**** SELECTION

Setting Up Polling-Based Ingestion

Polling requires maintaining state between runs. You'll track offsets, timestamps, or unique markers to ensure you only process new data.

import json
from datetime import datetime
from typing import Any

import dagster as dg
import pandas as pd
from dagster._core.events import StepMaterializationData
from dagster_duckdb import DuckDBResource

from ingestion_patterns.resources import KafkaConsumerResource


class PollingConfig(dg.Config):
    """Configuration for polling-based ingestion."""

    kafka_topic: str = "transactions"
    poll_interval_seconds: int = 60
    max_records_per_poll: int = 100


@dg.asset
def poll_kafka_events(
    context: dg.AssetExecutionContext,
    config: PollingConfig,
    kafka_consumer: KafkaConsumerResource,
) -> dict[str, Any]:
    """Poll Kafka topic for new events since last checkpoint.

    This asset maintains state (last processed offset) and only processes
    new messages, ensuring idempotency and efficiency.
    """
    # Load last processed offset from previous materialization
    last_event = context.instance.get_latest_materialization_event(context.asset_key)

    start_offset = 0
    if last_event and last_event.dagster_event:
        # Extract offset from last materialization metadata
        mat_data = last_event.dagster_event.event_specific_data
        if isinstance(mat_data, StepMaterializationData):
            metadata = mat_data.materialization.metadata
            if "last_offset" in metadata:
                offset_value = metadata["last_offset"].value
                start_offset = int(str(offset_value)) + 1

    context.log.info(f"Polling from offset {start_offset}")

    # Poll for messages using the resource
    messages = kafka_consumer.poll_messages(
        topic=config.kafka_topic,
        timeout_seconds=config.poll_interval_seconds,
        max_records=config.max_records_per_poll,
        context=context,
    )

    if not messages:
        context.log.info("No new messages")
        return {
            "messages": [],
            "last_offset": start_offset - 1,
            "count": 0,
        }

    # Parse and validate messages
    parsed_messages = []
    seen_event_ids: set[str] = set()  # For idempotency

    for msg in messages:
        # Exception handling acceptable here: json.loads API uses exceptions for
        # invalid JSON (no way to LBYL check JSON validity without parsing)
        try:
            value = json.loads(msg["value"])
        except json.JSONDecodeError as e:
            context.log.warning(f"Failed to parse message at offset {msg['offset']}: {e}")

********

From the polling-based ingestion guide, copy word for word the part that opens with the words containing "poll_interval_seconds: int = 60" and closes with "idempotency and efficiency.".

**** RECORDS

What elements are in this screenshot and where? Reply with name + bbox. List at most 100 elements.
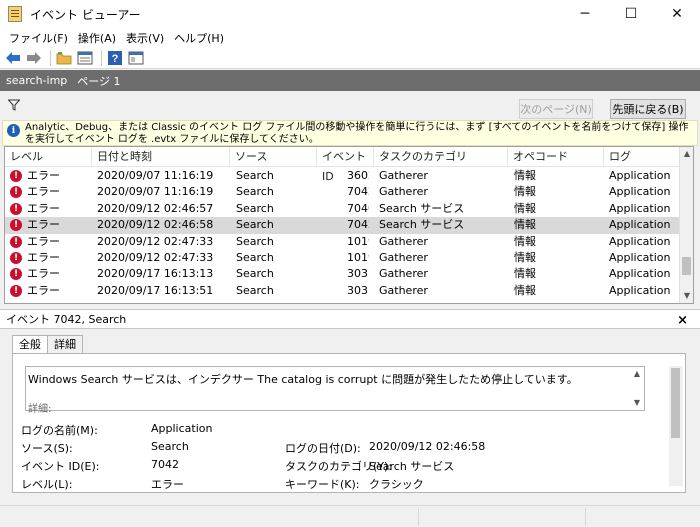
column-log[interactable]: ログ xyxy=(604,147,680,167)
back-arrow-icon[interactable] xyxy=(4,49,22,67)
info-icon: i xyxy=(7,124,20,137)
event-detail-title-bar: イベント 7042, Search × xyxy=(0,309,700,329)
column-opcode[interactable]: オペコード xyxy=(508,147,604,167)
menu-view[interactable]: 表示(V) xyxy=(121,30,169,46)
column-source[interactable]: ソース xyxy=(230,147,317,167)
next-page-button[interactable]: 次のページ(N) xyxy=(519,99,593,119)
menu-help[interactable]: ヘルプ(H) xyxy=(169,30,229,46)
maximize-button[interactable]: ☐ xyxy=(608,0,654,28)
scroll-thumb[interactable] xyxy=(682,257,691,275)
scroll-down-icon[interactable]: ▼ xyxy=(630,396,644,410)
open-folder-icon[interactable] xyxy=(55,49,73,67)
cell-event-id: 3031 xyxy=(347,283,369,297)
cell-log: Application xyxy=(609,251,671,264)
scroll-up-icon[interactable]: ▲ xyxy=(630,367,644,381)
forward-arrow-icon[interactable] xyxy=(25,49,43,67)
menu-bar: ファイル(F) 操作(A) 表示(V) ヘルプ(H) xyxy=(0,28,700,47)
filter-icon[interactable] xyxy=(7,99,21,111)
cell-source: Search xyxy=(236,201,274,215)
cell-event-id: 1019 xyxy=(347,251,369,264)
error-icon: ! xyxy=(10,268,22,281)
cell-opcode: 情報 xyxy=(514,251,536,264)
toolbar: ? xyxy=(0,47,700,69)
keywords-value: クラシック xyxy=(369,478,424,491)
table-row[interactable]: ! エラー 2020/09/12 02:46:58 Search 7042 Search … xyxy=(5,217,680,234)
grid-header: レベル 日付と時刻 ソース イベント ID タスクのカテゴリ オペコード ログ xyxy=(5,147,680,183)
console-icon[interactable] xyxy=(127,49,145,67)
tab-details[interactable]: 詳細 xyxy=(47,335,83,354)
detail-tabs: 全般 詳細 xyxy=(12,335,83,355)
table-row[interactable]: ! エラー 2020/09/12 02:46:57 Search 7040 Search … xyxy=(5,201,680,217)
cell-source: Search xyxy=(236,218,274,232)
status-bar xyxy=(0,505,700,527)
table-row[interactable]: ! エラー 2020/09/07 11:16:19 Search 7042 Gathere… xyxy=(5,184,680,200)
cell-event-id: 1019 xyxy=(347,234,369,248)
cell-opcode: 情報 xyxy=(514,169,536,182)
title-bar: イベント ビューアー ─ ☐ ✕ xyxy=(0,0,700,28)
cell-level: エラー xyxy=(27,234,60,248)
logged-label: ログの日付(D): xyxy=(285,442,361,455)
event-id-value: 7042 xyxy=(151,458,179,471)
cell-category: Gatherer xyxy=(379,169,428,182)
cell-level: エラー xyxy=(27,201,60,215)
tab-general[interactable]: 全般 xyxy=(12,335,48,355)
event-detail-title: イベント 7042, Search xyxy=(6,313,127,326)
event-message: Windows Search サービスは、インデクサー The catalog … xyxy=(28,373,578,386)
log-name-label: ログの名前(M): xyxy=(21,424,98,437)
menu-action[interactable]: 操作(A) xyxy=(73,30,121,46)
table-row[interactable]: ! エラー 2020/09/12 02:47:33 Search 1019 Gathere… xyxy=(5,250,680,266)
column-event-id[interactable]: イベント ID xyxy=(317,147,374,183)
log-name-value: Application xyxy=(151,422,213,435)
properties-icon[interactable] xyxy=(76,49,94,67)
column-category[interactable]: タスクのカテゴリ xyxy=(374,147,508,167)
cell-log: Application xyxy=(609,267,671,281)
cell-category: Gatherer xyxy=(379,234,428,248)
level-label: レベル(L): xyxy=(21,478,73,491)
error-icon: ! xyxy=(10,219,22,232)
column-datetime[interactable]: 日付と時刻 xyxy=(92,147,230,167)
toolbar-separator xyxy=(101,49,102,66)
cell-datetime: 2020/09/12 02:46:58 xyxy=(97,218,214,232)
cell-category: Search サービス xyxy=(379,201,465,215)
error-icon: ! xyxy=(10,252,22,264)
minimize-button[interactable]: ─ xyxy=(562,0,608,28)
table-row[interactable]: ! エラー 2020/09/17 16:13:13 Search 3031 Gathere… xyxy=(5,266,680,282)
error-icon: ! xyxy=(10,202,22,215)
cell-level: エラー xyxy=(27,251,60,264)
log-header-bar: search-imp ページ 1 xyxy=(0,70,700,91)
table-row[interactable]: ! エラー 2020/09/12 02:47:33 Search 1019 Gathere… xyxy=(5,234,680,250)
table-row[interactable]: ! エラー 2020/09/17 16:13:51 Search 3031 Gathere… xyxy=(5,283,680,299)
cell-level: エラー xyxy=(27,169,60,182)
cell-source: Search xyxy=(236,169,274,182)
help-icon[interactable]: ? xyxy=(106,49,124,67)
scroll-thumb[interactable] xyxy=(671,368,680,438)
cell-event-id: 3031 xyxy=(347,267,369,281)
filter-row: 次のページ(N) 先頭に戻る(B) xyxy=(0,95,700,119)
cell-level: エラー xyxy=(27,267,60,281)
level-value: エラー xyxy=(151,478,184,491)
error-icon: ! xyxy=(10,186,22,199)
close-button[interactable]: ✕ xyxy=(654,0,700,28)
message-scrollbar[interactable]: ▲ ▼ xyxy=(630,367,644,410)
error-icon: ! xyxy=(10,284,22,297)
cell-source: Search xyxy=(236,234,274,248)
cell-log: Application xyxy=(609,234,671,248)
column-level[interactable]: レベル xyxy=(5,147,92,167)
cell-opcode: 情報 xyxy=(514,218,536,232)
cell-source: Search xyxy=(236,283,274,297)
scroll-up-icon[interactable]: ▲ xyxy=(680,147,693,161)
first-page-button[interactable]: 先頭に戻る(B) xyxy=(610,99,686,119)
scroll-down-icon[interactable]: ▼ xyxy=(680,289,693,303)
event-message-box[interactable]: Windows Search サービスは、インデクサー The catalog … xyxy=(25,366,645,415)
svg-text:?: ? xyxy=(112,53,119,65)
event-list-scrollbar[interactable]: ▲ ▼ xyxy=(679,147,693,303)
toolbar-separator xyxy=(50,49,51,66)
detail-scrollbar[interactable] xyxy=(669,366,683,486)
cell-level: エラー xyxy=(27,185,60,199)
cell-datetime: 2020/09/07 11:16:19 xyxy=(97,169,214,182)
cell-datetime: 2020/09/12 02:47:33 xyxy=(97,251,214,264)
table-row[interactable]: ! エラー 2020/09/07 11:16:19 Search 3602 Gathere… xyxy=(5,168,680,184)
menu-file[interactable]: ファイル(F) xyxy=(4,30,73,46)
close-detail-icon[interactable]: × xyxy=(677,313,688,328)
source-label: ソース(S): xyxy=(21,442,73,455)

********

• _RESPONSE TO THE EXERCISE_:
poll_interval_seconds: int = 60
    max_records_per_poll: int = 100


@dg.asset
def poll_kafka_events(
    context: dg.AssetExecutionContext,
    config: PollingConfig,
    kafka_consumer: KafkaConsumerResource,
) -> dict[str, Any]:
    """Poll Kafka topic for new events since last checkpoint.

    This asset maintains state (last processed offset) and only processes
    new messages, ensuring idempotency and efficiency.